== TASK INSTRUCTIONS ==
Extract the data exactly, missing nothing.

(Dataset items)
** begin **

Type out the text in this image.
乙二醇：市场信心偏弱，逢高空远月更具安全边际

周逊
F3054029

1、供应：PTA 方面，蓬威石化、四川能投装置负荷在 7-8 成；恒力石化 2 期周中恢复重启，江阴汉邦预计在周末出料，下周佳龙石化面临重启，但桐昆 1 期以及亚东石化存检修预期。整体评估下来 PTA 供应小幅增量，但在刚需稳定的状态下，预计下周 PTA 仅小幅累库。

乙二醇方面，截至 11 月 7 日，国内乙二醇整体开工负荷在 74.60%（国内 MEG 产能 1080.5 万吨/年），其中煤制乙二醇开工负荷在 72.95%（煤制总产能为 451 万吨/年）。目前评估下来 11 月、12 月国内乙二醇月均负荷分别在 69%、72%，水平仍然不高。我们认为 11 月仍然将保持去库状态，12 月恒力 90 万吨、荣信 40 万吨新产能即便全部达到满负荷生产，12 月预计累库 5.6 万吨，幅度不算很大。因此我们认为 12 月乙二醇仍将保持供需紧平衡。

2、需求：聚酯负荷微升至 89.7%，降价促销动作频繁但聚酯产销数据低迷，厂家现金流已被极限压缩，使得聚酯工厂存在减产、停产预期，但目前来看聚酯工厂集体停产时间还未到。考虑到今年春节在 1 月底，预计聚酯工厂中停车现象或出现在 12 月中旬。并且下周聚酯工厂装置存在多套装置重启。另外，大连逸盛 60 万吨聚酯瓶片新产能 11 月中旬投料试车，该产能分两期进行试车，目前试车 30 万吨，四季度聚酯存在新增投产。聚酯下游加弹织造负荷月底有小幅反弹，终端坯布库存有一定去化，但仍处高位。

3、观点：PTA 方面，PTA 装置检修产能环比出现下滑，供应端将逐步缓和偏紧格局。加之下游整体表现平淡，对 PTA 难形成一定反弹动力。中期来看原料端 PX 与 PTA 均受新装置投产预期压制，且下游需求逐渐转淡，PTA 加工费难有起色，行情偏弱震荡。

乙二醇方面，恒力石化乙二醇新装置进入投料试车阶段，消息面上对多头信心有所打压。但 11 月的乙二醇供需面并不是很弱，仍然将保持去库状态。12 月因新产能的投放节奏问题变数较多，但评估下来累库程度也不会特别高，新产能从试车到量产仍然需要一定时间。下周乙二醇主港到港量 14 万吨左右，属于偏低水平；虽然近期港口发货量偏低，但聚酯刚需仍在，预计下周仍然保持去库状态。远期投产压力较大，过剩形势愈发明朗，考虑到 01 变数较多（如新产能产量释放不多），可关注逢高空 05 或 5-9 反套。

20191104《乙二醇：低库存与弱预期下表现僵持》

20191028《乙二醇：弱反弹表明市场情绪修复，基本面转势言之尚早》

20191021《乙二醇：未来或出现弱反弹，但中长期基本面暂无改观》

** end **

== THE COMPLETED TASK ==
Type out the text in this image.
乙二醇：市场信心偏弱，逢高空远月更具安全边际

周逊
F3054029

1、供应：PTA 方面，蓬威石化、四川能投装置负荷在 7-8 成；恒力石化 2 期周中恢复重启，江阴汉邦预计在周末出料，下周佳龙石化面临重启，但桐昆 1 期以及亚东石化存检修预期。整体评估下来 PTA 供应小幅增量，但在刚需稳定的状态下，预计下周 PTA 仅小幅累库。

乙二醇方面，截至 11 月 7 日，国内乙二醇整体开工负荷在 74.60%（国内 MEG 产能 1080.5 万吨/年），其中煤制乙二醇开工负荷在 72.95%（煤制总产能为 451 万吨/年）。目前评估下来 11 月、12 月国内乙二醇月均负荷分别在 69%、72%，水平仍然不高。我们认为 11 月仍然将保持去库状态，12 月恒力 90 万吨、荣信 40 万吨新产能即便全部达到满负荷生产，12 月预计累库 5.6 万吨，幅度不算很大。因此我们认为 12 月乙二醇仍将保持供需紧平衡。

2、需求：聚酯负荷微升至 89.7%，降价促销动作频繁但聚酯产销数据低迷，厂家现金流已被极限压缩，使得聚酯工厂存在减产、停产预期，但目前来看聚酯工厂集体停产时间还未到。考虑到今年春节在 1 月底，预计聚酯工厂中停车现象或出现在 12 月中旬。并且下周聚酯工厂装置存在多套装置重启。另外，大连逸盛 60 万吨聚酯瓶片新产能 11 月中旬投料试车，该产能分两期进行试车，目前试车 30 万吨，四季度聚酯存在新增投产。聚酯下游加弹织造负荷月底有小幅反弹，终端坯布库存有一定去化，但仍处高位。

3、观点：PTA 方面，PTA 装置检修产能环比出现下滑，供应端将逐步缓和偏紧格局。加之下游整体表现平淡，对 PTA 难形成一定反弹动力。中期来看原料端 PX 与 PTA 均受新装置投产预期压制，且下游需求逐渐转淡，PTA 加工费难有起色，行情偏弱震荡。

乙二醇方面，恒力石化乙二醇新装置进入投料试车阶段，消息面上对多头信心有所打压。但 11 月的乙二醇供需面并不是很弱，仍然将保持去库状态。12 月因新产能的投放节奏问题变数较多，但评估下来累库程度也不会特别高，新产能从试车到量产仍然需要一定时间。下周乙二醇主港到港量 14 万吨左右，属于偏低水平；虽然近期港口发货量偏低，但聚酯刚需仍在，预计下周仍然保持去库状态。远期投产压力较大，过剩形势愈发明朗，考虑到 01 变数较多（如新产能产量释放不多），可关注逢高空 05 或 5-9 反套。

20191104《乙二醇：低库存与弱预期下表现僵持》

20191028《乙二醇：弱反弹表明市场情绪修复，基本面转势言之尚早》

20191021《乙二醇：未来或出现弱反弹，但中长期基本面暂无改观》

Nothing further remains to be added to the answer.